* start *
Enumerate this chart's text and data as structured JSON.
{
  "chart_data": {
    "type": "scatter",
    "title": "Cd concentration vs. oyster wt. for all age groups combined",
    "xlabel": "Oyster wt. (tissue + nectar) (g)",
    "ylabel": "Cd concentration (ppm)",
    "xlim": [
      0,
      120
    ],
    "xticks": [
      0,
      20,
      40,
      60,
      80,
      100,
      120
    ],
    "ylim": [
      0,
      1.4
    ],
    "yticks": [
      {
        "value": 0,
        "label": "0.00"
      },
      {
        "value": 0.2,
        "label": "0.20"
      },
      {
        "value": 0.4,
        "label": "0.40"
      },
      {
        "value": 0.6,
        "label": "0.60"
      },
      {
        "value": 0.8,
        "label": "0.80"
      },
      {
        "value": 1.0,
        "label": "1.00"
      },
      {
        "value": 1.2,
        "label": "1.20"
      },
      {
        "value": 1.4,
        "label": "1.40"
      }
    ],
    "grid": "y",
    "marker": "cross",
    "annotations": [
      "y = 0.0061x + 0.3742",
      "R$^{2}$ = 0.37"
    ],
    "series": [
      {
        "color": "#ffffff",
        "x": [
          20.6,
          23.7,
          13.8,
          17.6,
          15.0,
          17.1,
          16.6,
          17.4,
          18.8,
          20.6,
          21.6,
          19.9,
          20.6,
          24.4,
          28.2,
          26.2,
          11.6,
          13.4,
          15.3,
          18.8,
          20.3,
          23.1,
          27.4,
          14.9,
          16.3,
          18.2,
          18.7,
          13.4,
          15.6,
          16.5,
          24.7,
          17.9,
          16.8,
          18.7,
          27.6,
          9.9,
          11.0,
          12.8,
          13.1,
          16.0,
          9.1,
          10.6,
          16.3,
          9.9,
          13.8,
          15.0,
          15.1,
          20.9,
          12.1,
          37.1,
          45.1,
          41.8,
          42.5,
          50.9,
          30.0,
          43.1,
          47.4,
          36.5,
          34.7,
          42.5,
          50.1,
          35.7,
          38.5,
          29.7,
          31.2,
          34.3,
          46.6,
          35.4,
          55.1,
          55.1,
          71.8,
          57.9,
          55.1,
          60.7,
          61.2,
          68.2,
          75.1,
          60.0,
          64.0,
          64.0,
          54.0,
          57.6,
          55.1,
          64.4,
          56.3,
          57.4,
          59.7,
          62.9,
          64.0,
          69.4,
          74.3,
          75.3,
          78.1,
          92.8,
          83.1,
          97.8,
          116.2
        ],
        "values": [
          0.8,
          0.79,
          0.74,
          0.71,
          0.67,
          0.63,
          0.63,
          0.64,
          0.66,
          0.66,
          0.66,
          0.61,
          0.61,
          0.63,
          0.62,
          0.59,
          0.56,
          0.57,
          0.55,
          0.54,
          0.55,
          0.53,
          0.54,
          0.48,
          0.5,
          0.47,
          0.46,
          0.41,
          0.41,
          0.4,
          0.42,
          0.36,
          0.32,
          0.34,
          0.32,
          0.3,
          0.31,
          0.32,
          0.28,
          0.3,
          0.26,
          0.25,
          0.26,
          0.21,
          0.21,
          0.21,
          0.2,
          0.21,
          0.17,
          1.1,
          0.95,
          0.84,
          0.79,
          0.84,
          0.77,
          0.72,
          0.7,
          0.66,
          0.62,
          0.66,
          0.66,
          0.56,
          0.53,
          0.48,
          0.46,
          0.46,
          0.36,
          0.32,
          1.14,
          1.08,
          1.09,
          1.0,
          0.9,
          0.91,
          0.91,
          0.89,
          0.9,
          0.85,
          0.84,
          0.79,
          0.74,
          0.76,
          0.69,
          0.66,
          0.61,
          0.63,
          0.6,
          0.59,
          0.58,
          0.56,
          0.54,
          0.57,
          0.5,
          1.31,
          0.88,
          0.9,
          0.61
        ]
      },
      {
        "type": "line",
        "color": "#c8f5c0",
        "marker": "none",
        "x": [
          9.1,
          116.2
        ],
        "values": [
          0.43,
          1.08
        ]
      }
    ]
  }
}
* end *
REQUEST. For each line above that contains the word "concentration", copy that line.

CORRECT RESPONSE.
    "title": "Cd concentration vs. oyster wt. for all age groups combined",
    "ylabel": "Cd concentration (ppm)",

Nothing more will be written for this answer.